== GIVEN PROBLEM ==
Send back all the data below, exactly as given.

------------------------------

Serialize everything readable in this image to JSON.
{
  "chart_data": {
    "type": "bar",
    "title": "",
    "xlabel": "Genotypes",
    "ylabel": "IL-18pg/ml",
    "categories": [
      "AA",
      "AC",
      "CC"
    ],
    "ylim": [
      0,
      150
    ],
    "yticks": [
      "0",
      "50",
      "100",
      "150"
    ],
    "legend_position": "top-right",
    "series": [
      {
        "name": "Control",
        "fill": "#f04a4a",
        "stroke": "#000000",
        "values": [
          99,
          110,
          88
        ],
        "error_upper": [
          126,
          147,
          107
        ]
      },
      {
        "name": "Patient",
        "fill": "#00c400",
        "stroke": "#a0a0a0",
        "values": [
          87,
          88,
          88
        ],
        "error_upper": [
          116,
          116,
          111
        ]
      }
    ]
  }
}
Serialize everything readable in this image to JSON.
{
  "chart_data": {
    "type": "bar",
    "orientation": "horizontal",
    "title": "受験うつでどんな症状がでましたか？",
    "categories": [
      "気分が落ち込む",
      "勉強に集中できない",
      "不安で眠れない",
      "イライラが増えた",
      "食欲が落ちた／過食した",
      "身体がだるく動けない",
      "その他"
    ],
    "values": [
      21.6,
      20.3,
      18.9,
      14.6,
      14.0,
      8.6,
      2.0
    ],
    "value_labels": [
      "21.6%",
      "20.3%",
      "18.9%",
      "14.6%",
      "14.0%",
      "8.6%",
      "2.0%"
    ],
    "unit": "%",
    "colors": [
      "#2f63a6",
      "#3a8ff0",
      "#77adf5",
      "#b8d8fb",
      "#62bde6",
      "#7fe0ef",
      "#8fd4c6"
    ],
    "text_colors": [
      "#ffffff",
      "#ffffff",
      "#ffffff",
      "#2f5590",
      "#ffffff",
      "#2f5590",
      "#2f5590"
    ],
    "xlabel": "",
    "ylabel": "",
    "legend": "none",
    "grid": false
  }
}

------------------------------

== THE RESPONSE ==
Serialize everything readable in this image to JSON.
{
  "chart_data": {
    "type": "bar",
    "title": "",
    "xlabel": "Genotypes",
    "ylabel": "IL-18pg/ml",
    "categories": [
      "AA",
      "AC",
      "CC"
    ],
    "ylim": [
      0,
      150
    ],
    "yticks": [
      "0",
      "50",
      "100",
      "150"
    ],
    "legend_position": "top-right",
    "series": [
      {
        "name": "Control",
        "fill": "#f04a4a",
        "stroke": "#000000",
        "values": [
          99,
          110,
          88
        ],
        "error_upper": [
          126,
          147,
          107
        ]
      },
      {
        "name": "Patient",
        "fill": "#00c400",
        "stroke": "#a0a0a0",
        "values": [
          87,
          88,
          88
        ],
        "error_upper": [
          116,
          116,
          111
        ]
      }
    ]
  }
}
Serialize everything readable in this image to JSON.
{
  "chart_data": {
    "type": "bar",
    "orientation": "horizontal",
    "title": "受験うつでどんな症状がでましたか？",
    "categories": [
      "気分が落ち込む",
      "勉強に集中できない",
      "不安で眠れない",
      "イライラが増えた",
      "食欲が落ちた／過食した",
      "身体がだるく動けない",
      "その他"
    ],
    "values": [
      21.6,
      20.3,
      18.9,
      14.6,
      14.0,
      8.6,
      2.0
    ],
    "value_labels": [
      "21.6%",
      "20.3%",
      "18.9%",
      "14.6%",
      "14.0%",
      "8.6%",
      "2.0%"
    ],
    "unit": "%",
    "colors": [
      "#2f63a6",
      "#3a8ff0",
      "#77adf5",
      "#b8d8fb",
      "#62bde6",
      "#7fe0ef",
      "#8fd4c6"
    ],
    "text_colors": [
      "#ffffff",
      "#ffffff",
      "#ffffff",
      "#2f5590",
      "#ffffff",
      "#2f5590",
      "#2f5590"
    ],
    "xlabel": "",
    "ylabel": "",
    "legend": "none",
    "grid": false
  }
}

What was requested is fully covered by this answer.